In the first game under Micky Adams Tranmere ended their losing streak after a goalless draw against Mansfield Town. It was followed by a 2–2 draw at Wimbledon, both Rovers goals were scored by Gnanduillet.

===November===
November started with a third draw in a row against Stevenage, with Jennings scoring a goal in the first game after his comeback. Ahead of the game, a bronze statue of Tranmere Rovers' most successful manager Johnny King was unveiled outside Prenton Park near the entrance to the Main Stand. The statue was funded by supporters and sculpted by Liverpool artist Tom Murphy.

On 3 November, assistant manager Matthew Gill left the club by mutual consent. Rovers defeated Bristol Rovers in the First Round of FA Cup thanks to a Max Power goal on 54th minute. Three days later Tranmere upheld their good cup form in the Football League Trophy with an away victory at Bury. After narrow defeats against Luton Town and Southend United, Tranmere finally achieved their first league victory under Micky Adams on 29 November against Portsmouth. The win was clouded by the serious injury of young loanee Will Aimson, who fractured both his tibia and fibula in a collision with teammate Danny Holmes. 17-year old defender Evan Gumbs made his first appearance for the senior team against Luton Town as a second-half substitute, following an injury to Josh Thompson who picked up a hamstring injury on his Tranmere debut.

===December===
On 6 December, Tranmere earned an FA Cup second-round home replay after a draw at Oxford United thanks to a late Jason Koumas goal. The League Trophy area semifinal ended in another 2–2 draw against League One opponents Walsall. Rovers were one shot off the victory during the penalties but Liam Ridehalgh and Marc Laird misses cost Tranmere a place in Northern section final. A Max Power strike earned Tranmere victory in the next league game at Dagenham & Redbridge to climb out of the relegation zone. FA Cup replay brought Rovers another victory and a place in the Third Round thanks to Kayode Odejayi and Max Power goals. Tranmere almost hit a third consecutive league victory versus Cambridge United, but their 10-man rivals managed to equalise in the final minutes. The unbeaten run finally came to end with an away defeat to promotion contenders Burton Albion after Liam Ridehalgh was sent off following a foul in the penalty box in the middle of the first half. The game was also notable for the second Chris Shuker debut six months after he officially ended his career. The year was ended with a 2–1 home victory against relegation rivals Northampton Town. Good December form resulted in Micky Adams being nominated League Two Manager of the Month.

===January===

Tranmere started 2015 with the FA Cup defeat at Premier League team Swansea City in the third round, conceding six goals.

Steve Jennings became the first signing of the winter transfer window, returning to Tranmere on a permanent basis, signing a six-month deal. He was followed by Northern Irish striker Rory Donnelly who joined on loan from Swansea City until the end of the season. At the same time, Adams announced five players as transfer listed – Antonie Boland, Eliot Richards, James Rowe, Abdulai Bell-Baggie and George Donnelly. On the next day former Tranmere defender Alan Rogers joined the Club's coaching staff. Defender Marcus Holness suffered serious knee ligament damage on 10 January that ruled him out until the end of the season. On 17 January, youth midfielder Mitch Duggan made his senior debut as a late substitute for Shamir Fenelon.

→ Aim of the task
According to the Tranmere Rovers season text above, who sculpted the bronze statue of Johnny King unveiled outside Prenton Park?

→ Document understanding data
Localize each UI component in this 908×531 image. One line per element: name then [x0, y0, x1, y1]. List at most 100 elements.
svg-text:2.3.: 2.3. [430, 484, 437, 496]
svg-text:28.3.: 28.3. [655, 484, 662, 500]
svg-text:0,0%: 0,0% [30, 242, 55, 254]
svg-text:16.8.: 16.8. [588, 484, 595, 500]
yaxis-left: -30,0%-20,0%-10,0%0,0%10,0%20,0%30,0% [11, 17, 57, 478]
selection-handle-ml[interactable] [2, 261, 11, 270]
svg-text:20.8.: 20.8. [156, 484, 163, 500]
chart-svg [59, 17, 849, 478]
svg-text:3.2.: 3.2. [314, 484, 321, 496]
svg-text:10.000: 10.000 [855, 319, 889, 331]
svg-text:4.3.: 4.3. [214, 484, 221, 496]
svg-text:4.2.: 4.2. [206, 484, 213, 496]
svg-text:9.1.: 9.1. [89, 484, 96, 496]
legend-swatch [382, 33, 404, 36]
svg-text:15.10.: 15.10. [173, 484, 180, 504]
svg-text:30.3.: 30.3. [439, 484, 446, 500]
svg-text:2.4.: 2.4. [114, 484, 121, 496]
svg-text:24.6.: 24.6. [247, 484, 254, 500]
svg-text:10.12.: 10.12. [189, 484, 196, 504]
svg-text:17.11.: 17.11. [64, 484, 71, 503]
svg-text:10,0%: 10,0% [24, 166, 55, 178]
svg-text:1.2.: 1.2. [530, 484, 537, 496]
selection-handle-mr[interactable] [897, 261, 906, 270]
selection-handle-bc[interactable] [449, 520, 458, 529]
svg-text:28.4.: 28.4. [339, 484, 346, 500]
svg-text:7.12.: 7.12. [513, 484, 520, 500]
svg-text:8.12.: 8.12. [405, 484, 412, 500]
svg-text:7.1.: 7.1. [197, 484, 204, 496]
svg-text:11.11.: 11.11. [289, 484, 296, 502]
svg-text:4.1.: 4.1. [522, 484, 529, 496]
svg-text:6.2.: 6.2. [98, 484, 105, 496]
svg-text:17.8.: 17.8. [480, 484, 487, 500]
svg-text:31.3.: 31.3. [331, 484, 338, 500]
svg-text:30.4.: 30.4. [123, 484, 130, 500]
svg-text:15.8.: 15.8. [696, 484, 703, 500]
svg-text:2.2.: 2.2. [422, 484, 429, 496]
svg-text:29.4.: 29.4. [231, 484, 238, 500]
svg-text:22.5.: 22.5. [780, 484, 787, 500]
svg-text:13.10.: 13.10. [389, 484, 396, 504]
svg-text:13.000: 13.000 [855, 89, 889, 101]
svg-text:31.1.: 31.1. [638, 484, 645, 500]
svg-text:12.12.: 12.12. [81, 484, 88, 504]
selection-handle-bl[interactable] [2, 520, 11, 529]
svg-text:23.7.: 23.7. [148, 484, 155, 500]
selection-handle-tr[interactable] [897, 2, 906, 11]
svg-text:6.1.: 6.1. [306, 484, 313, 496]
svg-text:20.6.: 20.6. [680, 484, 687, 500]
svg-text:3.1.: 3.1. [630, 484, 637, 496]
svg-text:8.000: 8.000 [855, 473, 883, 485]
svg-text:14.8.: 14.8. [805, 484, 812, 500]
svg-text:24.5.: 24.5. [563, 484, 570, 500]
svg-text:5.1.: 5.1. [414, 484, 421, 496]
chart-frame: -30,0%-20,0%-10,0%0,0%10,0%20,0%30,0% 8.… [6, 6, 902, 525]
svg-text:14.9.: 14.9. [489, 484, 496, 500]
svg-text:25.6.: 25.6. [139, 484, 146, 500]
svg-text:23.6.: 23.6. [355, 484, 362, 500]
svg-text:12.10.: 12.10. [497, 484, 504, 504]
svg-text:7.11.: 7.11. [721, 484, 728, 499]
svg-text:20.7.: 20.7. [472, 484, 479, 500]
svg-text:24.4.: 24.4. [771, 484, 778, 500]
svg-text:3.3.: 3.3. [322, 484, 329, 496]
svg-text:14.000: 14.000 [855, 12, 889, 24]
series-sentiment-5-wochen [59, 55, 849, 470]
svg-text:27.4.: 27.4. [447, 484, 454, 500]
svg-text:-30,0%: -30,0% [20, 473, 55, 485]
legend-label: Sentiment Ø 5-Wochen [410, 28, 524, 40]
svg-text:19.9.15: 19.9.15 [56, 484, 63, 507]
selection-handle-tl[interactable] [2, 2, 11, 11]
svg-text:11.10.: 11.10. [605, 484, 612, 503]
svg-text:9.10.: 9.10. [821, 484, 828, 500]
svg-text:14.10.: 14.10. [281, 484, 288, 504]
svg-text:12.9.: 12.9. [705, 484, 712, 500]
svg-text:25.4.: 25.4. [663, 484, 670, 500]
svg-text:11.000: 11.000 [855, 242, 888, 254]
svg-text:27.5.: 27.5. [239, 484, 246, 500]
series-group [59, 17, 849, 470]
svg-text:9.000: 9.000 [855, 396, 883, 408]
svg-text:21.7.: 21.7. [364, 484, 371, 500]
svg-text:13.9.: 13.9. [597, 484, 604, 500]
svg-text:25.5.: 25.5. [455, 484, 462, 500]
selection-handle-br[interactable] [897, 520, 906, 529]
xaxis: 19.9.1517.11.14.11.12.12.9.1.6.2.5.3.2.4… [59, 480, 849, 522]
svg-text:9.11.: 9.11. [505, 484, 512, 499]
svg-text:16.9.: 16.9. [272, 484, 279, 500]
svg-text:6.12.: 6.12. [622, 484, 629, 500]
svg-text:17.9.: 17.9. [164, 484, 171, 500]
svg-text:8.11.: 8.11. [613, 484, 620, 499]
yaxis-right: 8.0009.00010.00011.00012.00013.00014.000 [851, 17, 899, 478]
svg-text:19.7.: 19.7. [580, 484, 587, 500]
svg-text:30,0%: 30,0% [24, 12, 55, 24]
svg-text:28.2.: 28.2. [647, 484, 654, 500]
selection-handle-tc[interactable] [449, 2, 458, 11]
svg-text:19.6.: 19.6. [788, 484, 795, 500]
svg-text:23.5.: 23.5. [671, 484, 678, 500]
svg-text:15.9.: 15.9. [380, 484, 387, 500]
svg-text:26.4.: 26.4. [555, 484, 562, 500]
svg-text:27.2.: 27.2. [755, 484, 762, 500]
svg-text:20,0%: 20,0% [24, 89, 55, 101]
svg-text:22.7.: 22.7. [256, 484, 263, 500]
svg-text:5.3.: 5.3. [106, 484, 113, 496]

→ Response area
Liverpool artist Tom Murphy